PROBLEM DESCRIPTION
Copy out everything from the start of the records down to and including the line that contains "What elements are", omitting the pictures.

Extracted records
-- BEGIN --
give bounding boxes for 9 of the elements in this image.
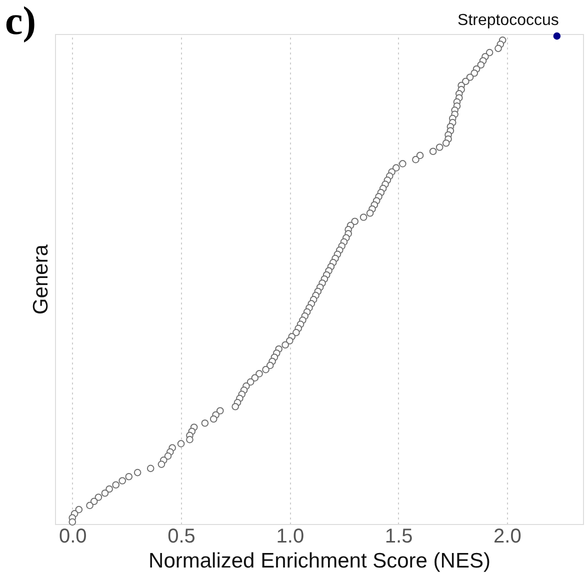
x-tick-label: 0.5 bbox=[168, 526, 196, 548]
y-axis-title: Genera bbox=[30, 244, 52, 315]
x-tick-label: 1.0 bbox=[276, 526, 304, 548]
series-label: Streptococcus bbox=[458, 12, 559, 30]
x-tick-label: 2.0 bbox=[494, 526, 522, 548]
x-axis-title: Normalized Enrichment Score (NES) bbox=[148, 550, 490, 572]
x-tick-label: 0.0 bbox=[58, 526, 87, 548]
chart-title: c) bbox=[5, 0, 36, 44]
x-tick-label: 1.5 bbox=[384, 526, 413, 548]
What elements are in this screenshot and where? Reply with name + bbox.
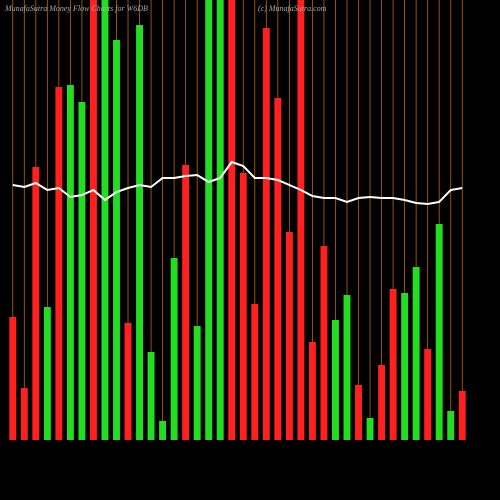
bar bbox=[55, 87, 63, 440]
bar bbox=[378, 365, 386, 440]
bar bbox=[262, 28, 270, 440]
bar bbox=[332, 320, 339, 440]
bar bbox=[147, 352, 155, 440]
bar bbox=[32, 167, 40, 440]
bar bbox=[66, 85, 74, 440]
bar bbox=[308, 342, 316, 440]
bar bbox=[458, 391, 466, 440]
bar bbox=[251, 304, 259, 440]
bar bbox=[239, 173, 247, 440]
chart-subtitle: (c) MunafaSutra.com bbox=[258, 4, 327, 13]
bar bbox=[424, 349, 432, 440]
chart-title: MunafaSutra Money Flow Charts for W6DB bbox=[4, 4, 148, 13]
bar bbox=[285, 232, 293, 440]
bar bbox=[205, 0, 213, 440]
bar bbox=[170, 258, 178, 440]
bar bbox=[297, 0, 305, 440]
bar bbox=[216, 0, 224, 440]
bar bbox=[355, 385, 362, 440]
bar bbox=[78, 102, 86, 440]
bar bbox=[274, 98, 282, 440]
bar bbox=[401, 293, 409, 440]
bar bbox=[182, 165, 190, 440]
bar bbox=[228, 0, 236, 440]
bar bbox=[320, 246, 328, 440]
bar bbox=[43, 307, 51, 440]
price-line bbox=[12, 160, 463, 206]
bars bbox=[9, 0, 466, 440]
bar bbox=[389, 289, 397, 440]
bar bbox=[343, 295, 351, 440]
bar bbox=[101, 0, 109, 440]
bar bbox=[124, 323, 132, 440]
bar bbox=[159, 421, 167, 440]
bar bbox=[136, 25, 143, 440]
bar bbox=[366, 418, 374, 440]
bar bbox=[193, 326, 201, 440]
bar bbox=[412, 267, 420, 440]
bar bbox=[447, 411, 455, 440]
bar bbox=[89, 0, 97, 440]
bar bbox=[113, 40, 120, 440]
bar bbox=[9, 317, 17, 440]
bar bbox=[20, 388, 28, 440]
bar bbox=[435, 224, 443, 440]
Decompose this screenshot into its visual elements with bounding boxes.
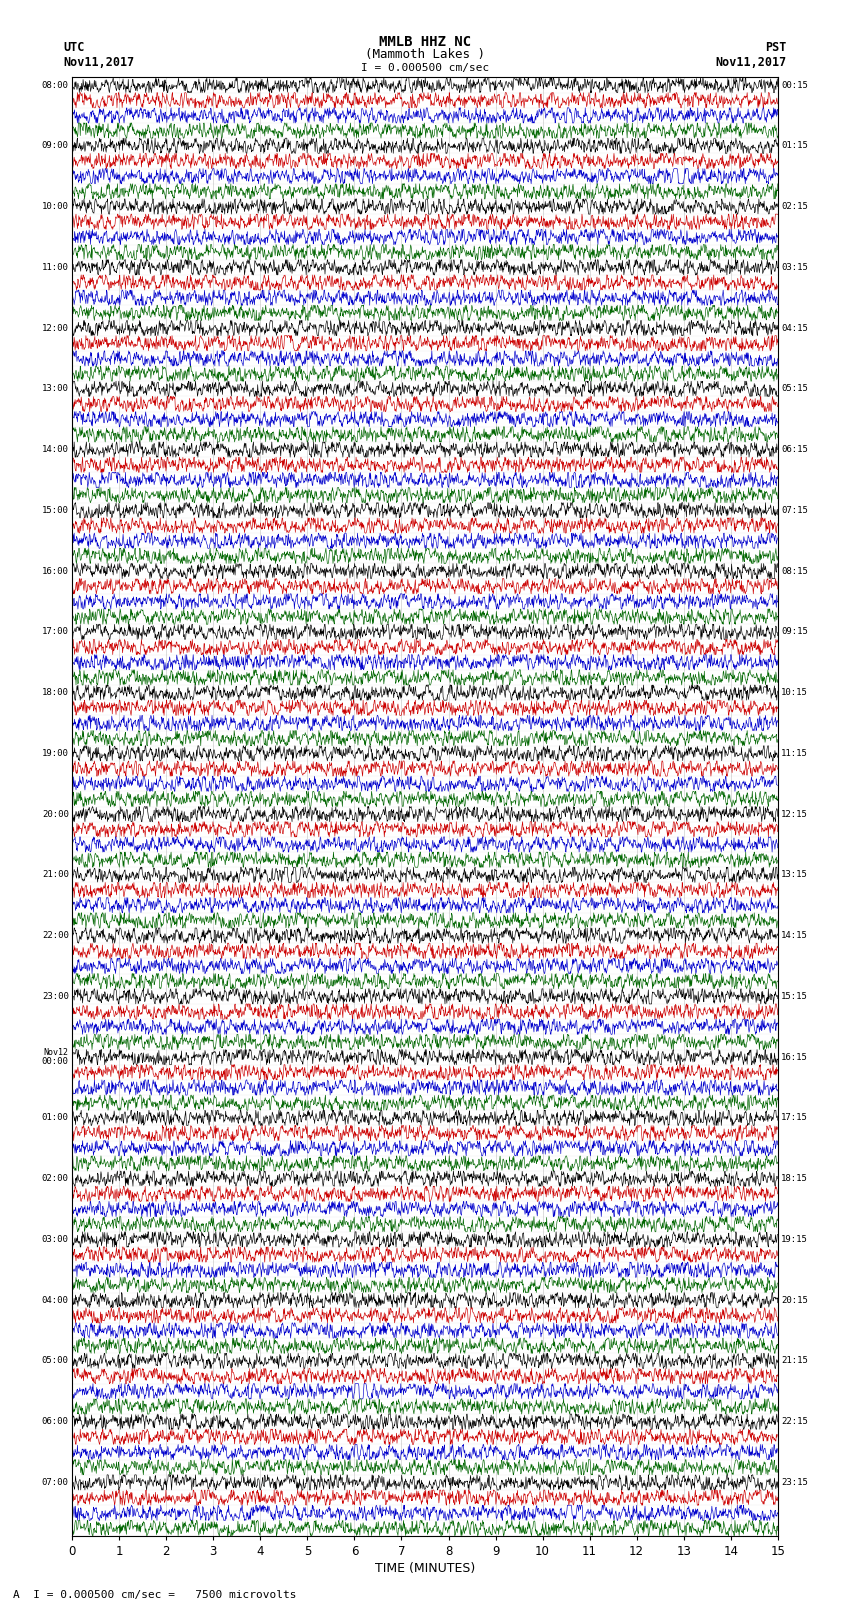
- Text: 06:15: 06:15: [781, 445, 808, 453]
-- END --
COMPLETE RESPONSE
give bounding boxes for 9 of the elements in this image.
x-tick-label: 0.5 bbox=[168, 526, 196, 548]
y-axis-title: Genera bbox=[30, 244, 52, 315]
x-tick-label: 1.0 bbox=[276, 526, 304, 548]
series-label: Streptococcus bbox=[458, 12, 559, 30]
x-tick-label: 2.0 bbox=[494, 526, 522, 548]
x-axis-title: Normalized Enrichment Score (NES) bbox=[148, 550, 490, 572]
x-tick-label: 0.0 bbox=[58, 526, 87, 548]
chart-title: c) bbox=[5, 0, 36, 44]
x-tick-label: 1.5 bbox=[384, 526, 413, 548]
What elements are in this screenshot and where? Reply with name + bbox.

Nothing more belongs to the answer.